Written exercise » Swap "bbox" for "box" everywhere in the items below and reproduce them otherwise unchanged. Leave the pictures out of your answer.

Given data »
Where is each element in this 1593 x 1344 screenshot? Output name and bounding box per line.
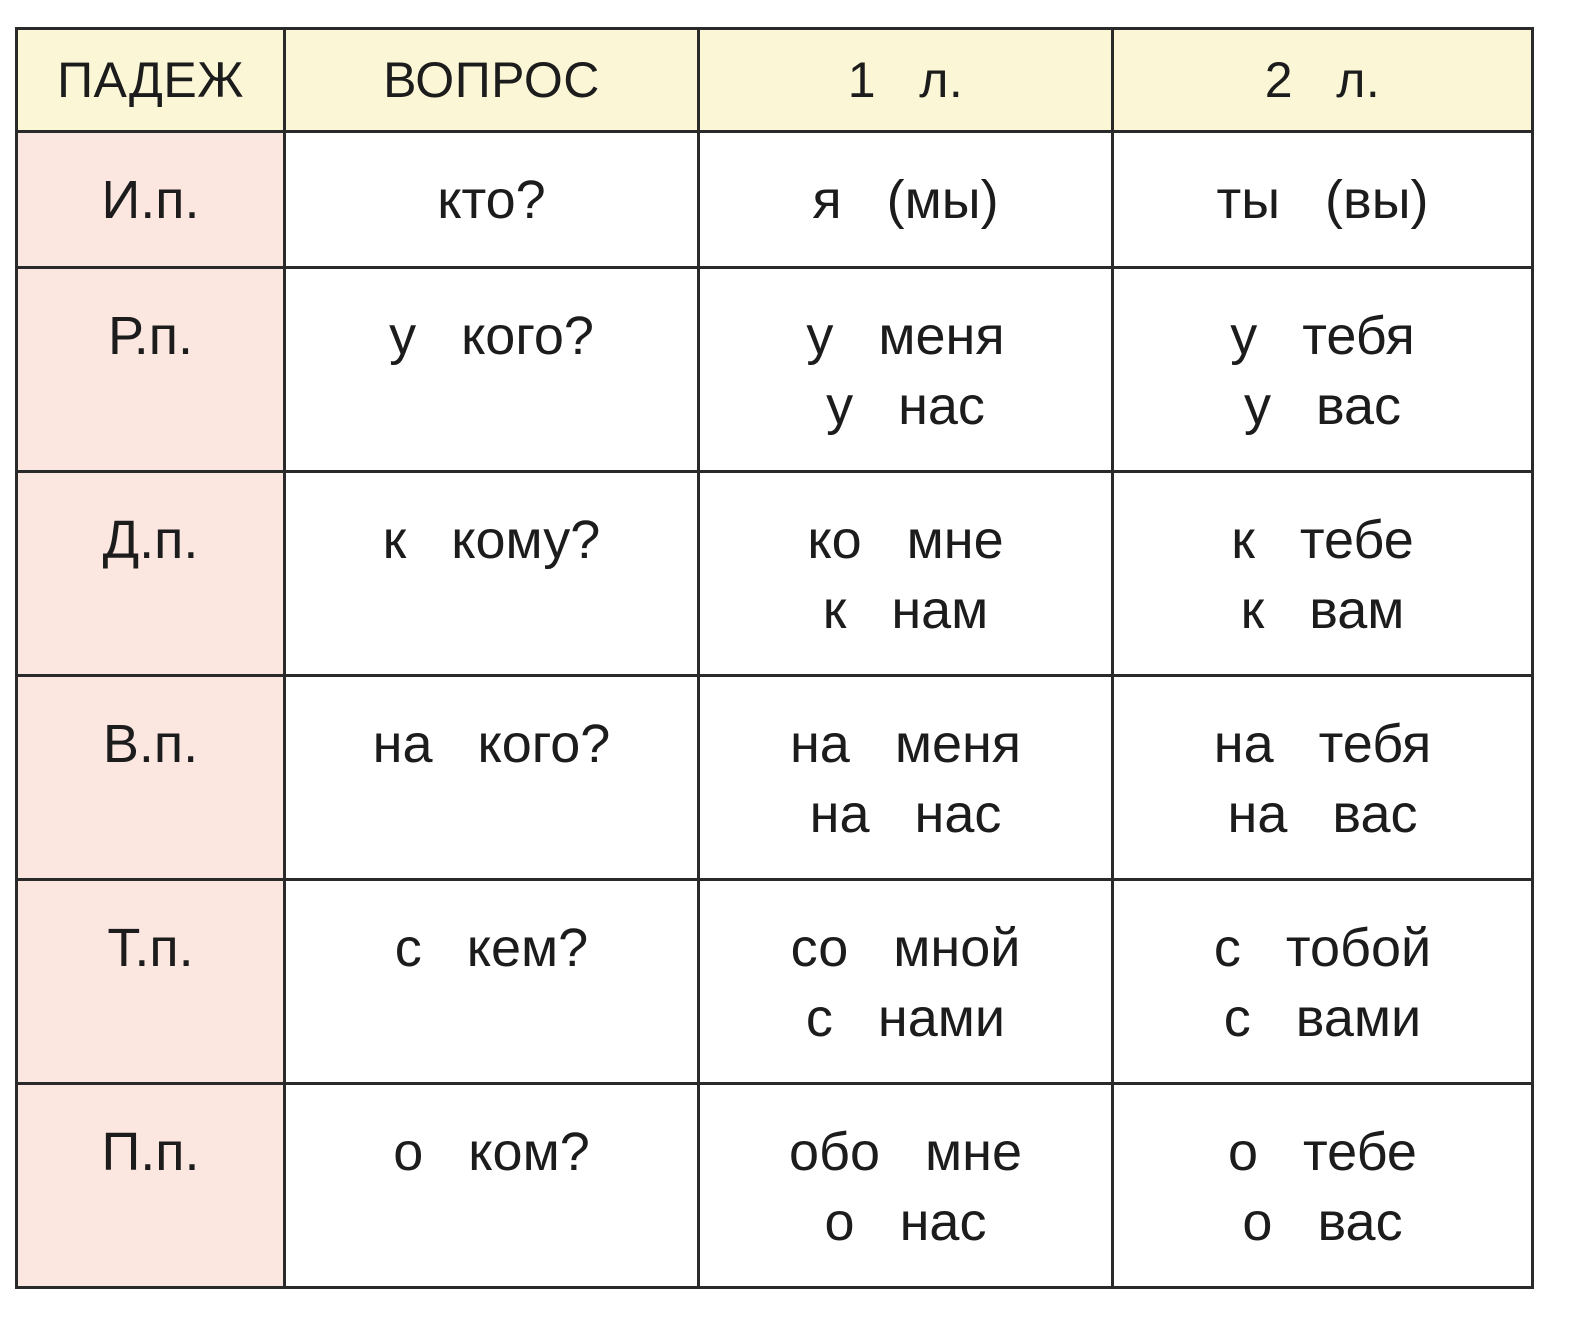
question-text: у кого? bbox=[389, 306, 594, 366]
case-name-cell bbox=[17, 880, 285, 1084]
person-1-singular: у меня bbox=[806, 306, 1005, 366]
case-name-cell bbox=[17, 132, 285, 268]
person-2-plural: с вами bbox=[1223, 988, 1422, 1048]
question-cell bbox=[285, 472, 699, 676]
pronoun-case-table bbox=[15, 27, 1534, 1289]
header-person-1: 1 л. bbox=[699, 29, 1113, 132]
person-2-form: ты (вы) bbox=[1216, 169, 1429, 230]
person-1-cell bbox=[699, 1084, 1113, 1288]
case-name: Р.п. bbox=[107, 306, 194, 366]
case-name: Д.п. bbox=[102, 510, 199, 570]
person-1-singular: обо мне bbox=[789, 1122, 1022, 1182]
person-2-cell bbox=[1113, 676, 1533, 880]
person-2-plural: к вам bbox=[1240, 580, 1405, 640]
case-name-cell bbox=[17, 472, 285, 676]
question-cell bbox=[285, 1084, 699, 1288]
person-2-singular: к тебе bbox=[1231, 510, 1414, 570]
header-person-2: 2 л. bbox=[1113, 29, 1533, 132]
table-row bbox=[17, 676, 1533, 880]
person-1-plural: о нас bbox=[824, 1192, 987, 1252]
person-1-plural: с нами bbox=[805, 988, 1006, 1048]
question-cell bbox=[285, 880, 699, 1084]
person-1-plural: к нам bbox=[822, 580, 989, 640]
table-body bbox=[17, 132, 1533, 1288]
person-1-singular: ко мне bbox=[807, 510, 1004, 570]
table-row bbox=[17, 268, 1533, 472]
table-row bbox=[17, 472, 1533, 676]
person-2-cell bbox=[1113, 1084, 1533, 1288]
person-2-singular: на тебя bbox=[1213, 714, 1432, 774]
question-text: кто? bbox=[437, 169, 546, 230]
question-text: о ком? bbox=[393, 1122, 590, 1182]
person-2-singular: у тебя bbox=[1230, 306, 1415, 366]
table-row bbox=[17, 880, 1533, 1084]
case-name-cell bbox=[17, 1084, 285, 1288]
person-2-singular: о тебе bbox=[1228, 1122, 1417, 1182]
person-1-plural: на нас bbox=[809, 784, 1002, 844]
header-row bbox=[17, 29, 1533, 132]
question-cell bbox=[285, 676, 699, 880]
person-1-singular: со мной bbox=[790, 918, 1021, 978]
person-2-cell bbox=[1113, 880, 1533, 1084]
question-cell bbox=[285, 268, 699, 472]
case-name-cell bbox=[17, 676, 285, 880]
question-text: к кому? bbox=[382, 510, 601, 570]
case-name: Т.п. bbox=[107, 918, 194, 978]
table-row bbox=[17, 1084, 1533, 1288]
question-cell bbox=[285, 132, 699, 268]
question-text: на кого? bbox=[372, 714, 611, 774]
person-2-cell bbox=[1113, 132, 1533, 268]
table-row bbox=[17, 132, 1533, 268]
question-text: с кем? bbox=[394, 918, 589, 978]
person-2-cell bbox=[1113, 472, 1533, 676]
case-name: В.п. bbox=[102, 714, 199, 774]
person-2-plural: о вас bbox=[1242, 1192, 1403, 1252]
person-1-cell bbox=[699, 880, 1113, 1084]
person-1-cell bbox=[699, 472, 1113, 676]
header-question: ВОПРОС bbox=[285, 29, 699, 132]
case-name: И.п. bbox=[101, 169, 200, 230]
case-name-cell bbox=[17, 268, 285, 472]
person-1-cell bbox=[699, 268, 1113, 472]
person-1-form: я (мы) bbox=[812, 169, 999, 230]
table-header bbox=[17, 29, 1533, 132]
header-case: ПАДЕЖ bbox=[17, 29, 285, 132]
person-1-cell bbox=[699, 132, 1113, 268]
person-2-plural: у вас bbox=[1243, 376, 1402, 436]
person-2-singular: с тобой bbox=[1213, 918, 1432, 978]
case-name: П.п. bbox=[101, 1122, 200, 1182]
person-1-cell bbox=[699, 676, 1113, 880]
person-2-plural: на вас bbox=[1227, 784, 1418, 844]
person-2-cell bbox=[1113, 268, 1533, 472]
person-1-singular: на меня bbox=[789, 714, 1022, 774]
person-1-plural: у нас bbox=[826, 376, 985, 436]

Worked solution »
Where is each element in this 1593 x 1344 screenshot? Output name and bounding box per line.
question-text: у кого? box=[389, 306, 594, 366]
case-name-cell box=[17, 880, 285, 1084]
person-1-singular: у меня box=[806, 306, 1005, 366]
case-name-cell box=[17, 132, 285, 268]
person-2-plural: с вами box=[1223, 988, 1422, 1048]
question-cell box=[285, 472, 699, 676]
pronoun-case-table box=[15, 27, 1534, 1289]
header-person-1: 1 л. box=[699, 29, 1113, 132]
person-2-form: ты (вы) box=[1216, 169, 1429, 230]
person-1-cell box=[699, 1084, 1113, 1288]
case-name: Р.п. box=[107, 306, 194, 366]
case-name: Д.п. box=[102, 510, 199, 570]
person-1-singular: обо мне box=[789, 1122, 1022, 1182]
person-2-cell box=[1113, 676, 1533, 880]
person-2-plural: к вам box=[1240, 580, 1405, 640]
case-name-cell box=[17, 472, 285, 676]
question-cell box=[285, 1084, 699, 1288]
person-2-singular: к тебе box=[1231, 510, 1414, 570]
header-person-2: 2 л. box=[1113, 29, 1533, 132]
table-row box=[17, 676, 1533, 880]
person-1-plural: о нас box=[824, 1192, 987, 1252]
person-1-plural: с нами box=[805, 988, 1006, 1048]
question-cell box=[285, 880, 699, 1084]
person-1-plural: к нам box=[822, 580, 989, 640]
table-body box=[17, 132, 1533, 1288]
person-1-singular: ко мне box=[807, 510, 1004, 570]
table-row box=[17, 268, 1533, 472]
table-row box=[17, 472, 1533, 676]
person-2-cell box=[1113, 1084, 1533, 1288]
person-2-singular: на тебя box=[1213, 714, 1432, 774]
question-text: кто? box=[437, 169, 546, 230]
question-text: о ком? box=[393, 1122, 590, 1182]
person-2-singular: у тебя box=[1230, 306, 1415, 366]
table-row box=[17, 880, 1533, 1084]
case-name-cell box=[17, 1084, 285, 1288]
person-2-singular: о тебе box=[1228, 1122, 1417, 1182]
person-1-plural: на нас box=[809, 784, 1002, 844]
header-row box=[17, 29, 1533, 132]
question-cell box=[285, 676, 699, 880]
person-1-singular: со мной box=[790, 918, 1021, 978]
person-2-cell box=[1113, 880, 1533, 1084]
question-cell box=[285, 268, 699, 472]
case-name-cell box=[17, 676, 285, 880]
question-text: к кому? box=[382, 510, 601, 570]
case-name: Т.п. box=[107, 918, 194, 978]
table-row box=[17, 1084, 1533, 1288]
question-cell box=[285, 132, 699, 268]
question-text: на кого? box=[372, 714, 611, 774]
person-2-cell box=[1113, 132, 1533, 268]
table-row box=[17, 132, 1533, 268]
question-text: с кем? box=[394, 918, 589, 978]
person-2-cell box=[1113, 472, 1533, 676]
case-name: В.п. box=[102, 714, 199, 774]
person-2-plural: о вас box=[1242, 1192, 1403, 1252]
person-1-cell box=[699, 880, 1113, 1084]
person-1-cell box=[699, 472, 1113, 676]
header-question: ВОПРОС box=[285, 29, 699, 132]
case-name: И.п. box=[101, 169, 200, 230]
case-name-cell box=[17, 268, 285, 472]
person-1-cell box=[699, 268, 1113, 472]
person-1-form: я (мы) box=[812, 169, 999, 230]
table-header box=[17, 29, 1533, 132]
header-case: ПАДЕЖ box=[17, 29, 285, 132]
person-1-cell box=[699, 132, 1113, 268]
person-2-plural: у вас box=[1243, 376, 1402, 436]
person-2-singular: с тобой box=[1213, 918, 1432, 978]
case-name: П.п. box=[101, 1122, 200, 1182]
person-1-cell box=[699, 676, 1113, 880]
person-2-plural: на вас box=[1227, 784, 1418, 844]
person-2-cell box=[1113, 268, 1533, 472]
person-1-singular: на меня box=[789, 714, 1022, 774]
person-1-plural: у нас box=[826, 376, 985, 436]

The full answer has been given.